(THE REQUEST): Below are some records: retype them all exactly, but not the pictures.

********************

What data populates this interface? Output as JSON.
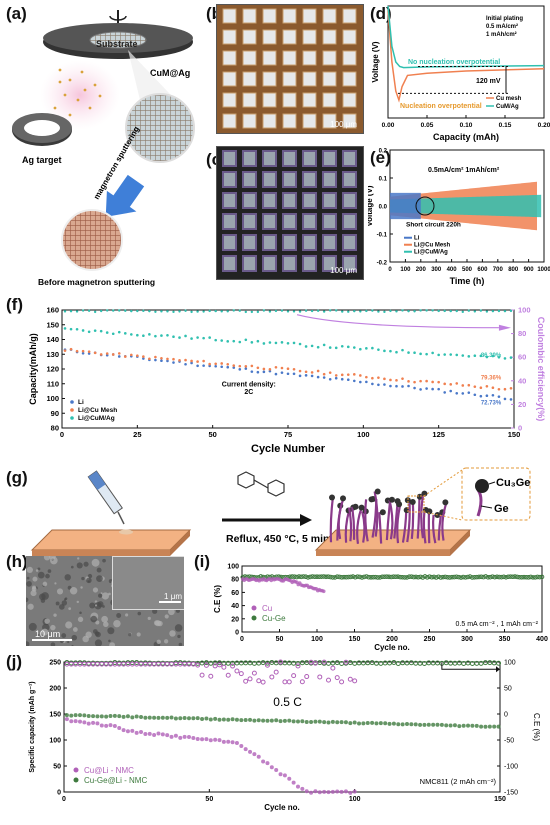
{
  "panels": {
    "a": "(a)",
    "b": "(b)",
    "c": "(c)",
    "d": "(d)",
    "e": "(e)",
    "f": "(f)",
    "g": "(g)",
    "h": "(h)",
    "i": "(i)",
    "j": "(j)"
  },
  "panel_a": {
    "substrate": "Substrate",
    "product": "CuM@Ag",
    "target": "Ag target",
    "process": "magnetron sputtering",
    "before": "Before magnetron sputtering"
  },
  "panel_b": {
    "scale": "100 μm"
  },
  "panel_c": {
    "scale": "100 μm"
  },
  "panel_g": {
    "reaction": "Reflux, 450 °C, 5 min",
    "phase1": "Cu₃Ge",
    "phase2": "Ge"
  },
  "panel_h": {
    "scale_main": "10 μm",
    "scale_inset": "1 μm"
  },
  "colors": {
    "li": "#4a78c8",
    "cumesh": "#f08050",
    "cumag": "#30c0b0",
    "ce": "#c080e0",
    "cu": "#b060b8",
    "cuge": "#3e7a3e"
  },
  "chart_data": [
    {
      "id": "d",
      "type": "line",
      "xlabel": "Capacity (mAh)",
      "ylabel": "Voltage (V)",
      "xlim": [
        0.0,
        0.2
      ],
      "ylim": [
        -0.3,
        0.2
      ],
      "xticks": [
        "0.00",
        "0.05",
        "0.10",
        "0.15",
        "0.20"
      ],
      "annotations": {
        "conditions1": "Initial plating",
        "conditions2": "0.5 mA/cm²",
        "conditions3": "1   mAh/cm²",
        "no_nuc": "No nucleation overpotential",
        "nuc": "Nucleation overpotential",
        "mv": "120 mV"
      },
      "legend": "bottom-right",
      "series": [
        {
          "name": "Cu mesh",
          "x": [
            0.0,
            0.005,
            0.01,
            0.014,
            0.018,
            0.025,
            0.05,
            0.1,
            0.15,
            0.2
          ],
          "y": [
            0.18,
            -0.05,
            -0.18,
            -0.22,
            -0.16,
            -0.11,
            -0.1,
            -0.09,
            -0.085,
            -0.08
          ]
        },
        {
          "name": "CuM/Ag",
          "x": [
            0.0,
            0.005,
            0.01,
            0.015,
            0.02,
            0.05,
            0.1,
            0.15,
            0.2
          ],
          "y": [
            0.2,
            0.02,
            -0.05,
            -0.07,
            -0.075,
            -0.072,
            -0.07,
            -0.068,
            -0.066
          ]
        }
      ]
    },
    {
      "id": "e",
      "type": "line",
      "title": "0.5mA/cm² 1mAh/cm²",
      "xlabel": "Time (h)",
      "ylabel": "Voltage (V)",
      "xlim": [
        0,
        1100
      ],
      "ylim": [
        -0.3,
        0.3
      ],
      "xticks": [
        "0",
        "100",
        "200",
        "300",
        "400",
        "500",
        "600",
        "700",
        "800",
        "900",
        "1000"
      ],
      "yticks": [
        "-0.2",
        "-0.1",
        "0.0",
        "0.1",
        "0.2"
      ],
      "annotations": {
        "short": "Short circuit 220h"
      },
      "legend": "bottom-left",
      "series": [
        {
          "name": "Li",
          "end": 220,
          "amp": 0.07
        },
        {
          "name": "Li@Cu Mesh",
          "end": 1050,
          "amp_start": 0.05,
          "amp_end": 0.13
        },
        {
          "name": "Li@CuM/Ag",
          "end": 1080,
          "amp_start": 0.035,
          "amp_end": 0.06
        }
      ]
    },
    {
      "id": "f",
      "type": "scatter",
      "xlabel": "Cycle Number",
      "ylabel": "Capacity(mAh/g)",
      "y2label": "Coulombic efficiency(%)",
      "xlim": [
        0,
        150
      ],
      "ylim": [
        80,
        160
      ],
      "y2lim": [
        0,
        100
      ],
      "xticks": [
        "0",
        "25",
        "50",
        "75",
        "100",
        "125",
        "150"
      ],
      "yticks": [
        "80",
        "90",
        "100",
        "110",
        "120",
        "130",
        "140",
        "150",
        "160"
      ],
      "y2ticks": [
        "0",
        "20",
        "40",
        "60",
        "80",
        "100"
      ],
      "annotations": {
        "density": "Current density:",
        "rate": "2C",
        "p1": "86.39%",
        "p2": "79.36%",
        "p3": "72.73%"
      },
      "legend": "bottom-left",
      "series": [
        {
          "name": "Li",
          "start": 133,
          "end": 100
        },
        {
          "name": "Li@Cu Mesh",
          "start": 133,
          "end": 106
        },
        {
          "name": "Li@CuM/Ag",
          "start": 147,
          "end": 127
        },
        {
          "name": "CE",
          "value": 99
        }
      ]
    },
    {
      "id": "i",
      "type": "scatter",
      "xlabel": "Cycle no.",
      "ylabel": "C.E (%)",
      "xlim": [
        0,
        400
      ],
      "ylim": [
        0,
        120
      ],
      "xticks": [
        "0",
        "50",
        "100",
        "150",
        "200",
        "250",
        "300",
        "350",
        "400"
      ],
      "yticks": [
        "0",
        "20",
        "40",
        "60",
        "80",
        "100"
      ],
      "annotations": {
        "cond": "0.5 mA cm⁻² , 1 mAh cm⁻²"
      },
      "legend": "bottom-left",
      "series": [
        {
          "name": "Cu",
          "end": 110,
          "value": 95,
          "drop_to": 72
        },
        {
          "name": "Cu-Ge",
          "end": 400,
          "value": 100
        }
      ]
    },
    {
      "id": "j",
      "type": "scatter",
      "xlabel": "Cycle no.",
      "ylabel": "Specific capacity (mAh g⁻¹)",
      "y2label": "C.E (%)",
      "xlim": [
        0,
        150
      ],
      "ylim": [
        0,
        250
      ],
      "y2lim": [
        -150,
        100
      ],
      "xticks": [
        "0",
        "50",
        "100",
        "150"
      ],
      "yticks": [
        "0",
        "50",
        "100",
        "150",
        "200",
        "250"
      ],
      "y2ticks": [
        "-150",
        "-100",
        "-50",
        "0",
        "50",
        "100"
      ],
      "annotations": {
        "rate": "0.5 C",
        "cell": "NMC811 (2 mAh cm⁻²)"
      },
      "legend": "bottom-left",
      "series": [
        {
          "name": "Cu@Li - NMC"
        },
        {
          "name": "Cu-Ge@Li - NMC"
        }
      ]
    }
  ]
}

********************

(EXERCISE OUTPUT):
What data populates this interface? Output as JSON.
{
  "panels": {
    "a": "(a)",
    "b": "(b)",
    "c": "(c)",
    "d": "(d)",
    "e": "(e)",
    "f": "(f)",
    "g": "(g)",
    "h": "(h)",
    "i": "(i)",
    "j": "(j)"
  },
  "panel_a": {
    "substrate": "Substrate",
    "product": "CuM@Ag",
    "target": "Ag target",
    "process": "magnetron sputtering",
    "before": "Before magnetron sputtering"
  },
  "panel_b": {
    "scale": "100 μm"
  },
  "panel_c": {
    "scale": "100 μm"
  },
  "panel_g": {
    "reaction": "Reflux, 450 °C, 5 min",
    "phase1": "Cu₃Ge",
    "phase2": "Ge"
  },
  "panel_h": {
    "scale_main": "10 μm",
    "scale_inset": "1 μm"
  },
  "colors": {
    "li": "#4a78c8",
    "cumesh": "#f08050",
    "cumag": "#30c0b0",
    "ce": "#c080e0",
    "cu": "#b060b8",
    "cuge": "#3e7a3e"
  },
  "chart_data": [
    {
      "id": "d",
      "type": "line",
      "xlabel": "Capacity (mAh)",
      "ylabel": "Voltage (V)",
      "xlim": [
        0.0,
        0.2
      ],
      "ylim": [
        -0.3,
        0.2
      ],
      "xticks": [
        "0.00",
        "0.05",
        "0.10",
        "0.15",
        "0.20"
      ],
      "annotations": {
        "conditions1": "Initial plating",
        "conditions2": "0.5 mA/cm²",
        "conditions3": "1   mAh/cm²",
        "no_nuc": "No nucleation overpotential",
        "nuc": "Nucleation overpotential",
        "mv": "120 mV"
      },
      "legend": "bottom-right",
      "series": [
        {
          "name": "Cu mesh",
          "x": [
            0.0,
            0.005,
            0.01,
            0.014,
            0.018,
            0.025,
            0.05,
            0.1,
            0.15,
            0.2
          ],
          "y": [
            0.18,
            -0.05,
            -0.18,
            -0.22,
            -0.16,
            -0.11,
            -0.1,
            -0.09,
            -0.085,
            -0.08
          ]
        },
        {
          "name": "CuM/Ag",
          "x": [
            0.0,
            0.005,
            0.01,
            0.015,
            0.02,
            0.05,
            0.1,
            0.15,
            0.2
          ],
          "y": [
            0.2,
            0.02,
            -0.05,
            -0.07,
            -0.075,
            -0.072,
            -0.07,
            -0.068,
            -0.066
          ]
        }
      ]
    },
    {
      "id": "e",
      "type": "line",
      "title": "0.5mA/cm² 1mAh/cm²",
      "xlabel": "Time (h)",
      "ylabel": "Voltage (V)",
      "xlim": [
        0,
        1100
      ],
      "ylim": [
        -0.3,
        0.3
      ],
      "xticks": [
        "0",
        "100",
        "200",
        "300",
        "400",
        "500",
        "600",
        "700",
        "800",
        "900",
        "1000"
      ],
      "yticks": [
        "-0.2",
        "-0.1",
        "0.0",
        "0.1",
        "0.2"
      ],
      "annotations": {
        "short": "Short circuit 220h"
      },
      "legend": "bottom-left",
      "series": [
        {
          "name": "Li",
          "end": 220,
          "amp": 0.07
        },
        {
          "name": "Li@Cu Mesh",
          "end": 1050,
          "amp_start": 0.05,
          "amp_end": 0.13
        },
        {
          "name": "Li@CuM/Ag",
          "end": 1080,
          "amp_start": 0.035,
          "amp_end": 0.06
        }
      ]
    },
    {
      "id": "f",
      "type": "scatter",
      "xlabel": "Cycle Number",
      "ylabel": "Capacity(mAh/g)",
      "y2label": "Coulombic efficiency(%)",
      "xlim": [
        0,
        150
      ],
      "ylim": [
        80,
        160
      ],
      "y2lim": [
        0,
        100
      ],
      "xticks": [
        "0",
        "25",
        "50",
        "75",
        "100",
        "125",
        "150"
      ],
      "yticks": [
        "80",
        "90",
        "100",
        "110",
        "120",
        "130",
        "140",
        "150",
        "160"
      ],
      "y2ticks": [
        "0",
        "20",
        "40",
        "60",
        "80",
        "100"
      ],
      "annotations": {
        "density": "Current density:",
        "rate": "2C",
        "p1": "86.39%",
        "p2": "79.36%",
        "p3": "72.73%"
      },
      "legend": "bottom-left",
      "series": [
        {
          "name": "Li",
          "start": 133,
          "end": 100
        },
        {
          "name": "Li@Cu Mesh",
          "start": 133,
          "end": 106
        },
        {
          "name": "Li@CuM/Ag",
          "start": 147,
          "end": 127
        },
        {
          "name": "CE",
          "value": 99
        }
      ]
    },
    {
      "id": "i",
      "type": "scatter",
      "xlabel": "Cycle no.",
      "ylabel": "C.E (%)",
      "xlim": [
        0,
        400
      ],
      "ylim": [
        0,
        120
      ],
      "xticks": [
        "0",
        "50",
        "100",
        "150",
        "200",
        "250",
        "300",
        "350",
        "400"
      ],
      "yticks": [
        "0",
        "20",
        "40",
        "60",
        "80",
        "100"
      ],
      "annotations": {
        "cond": "0.5 mA cm⁻² , 1 mAh cm⁻²"
      },
      "legend": "bottom-left",
      "series": [
        {
          "name": "Cu",
          "end": 110,
          "value": 95,
          "drop_to": 72
        },
        {
          "name": "Cu-Ge",
          "end": 400,
          "value": 100
        }
      ]
    },
    {
      "id": "j",
      "type": "scatter",
      "xlabel": "Cycle no.",
      "ylabel": "Specific capacity (mAh g⁻¹)",
      "y2label": "C.E (%)",
      "xlim": [
        0,
        150
      ],
      "ylim": [
        0,
        250
      ],
      "y2lim": [
        -150,
        100
      ],
      "xticks": [
        "0",
        "50",
        "100",
        "150"
      ],
      "yticks": [
        "0",
        "50",
        "100",
        "150",
        "200",
        "250"
      ],
      "y2ticks": [
        "-150",
        "-100",
        "-50",
        "0",
        "50",
        "100"
      ],
      "annotations": {
        "rate": "0.5 C",
        "cell": "NMC811 (2 mAh cm⁻²)"
      },
      "legend": "bottom-left",
      "series": [
        {
          "name": "Cu@Li - NMC"
        },
        {
          "name": "Cu-Ge@Li - NMC"
        }
      ]
    }
  ]
}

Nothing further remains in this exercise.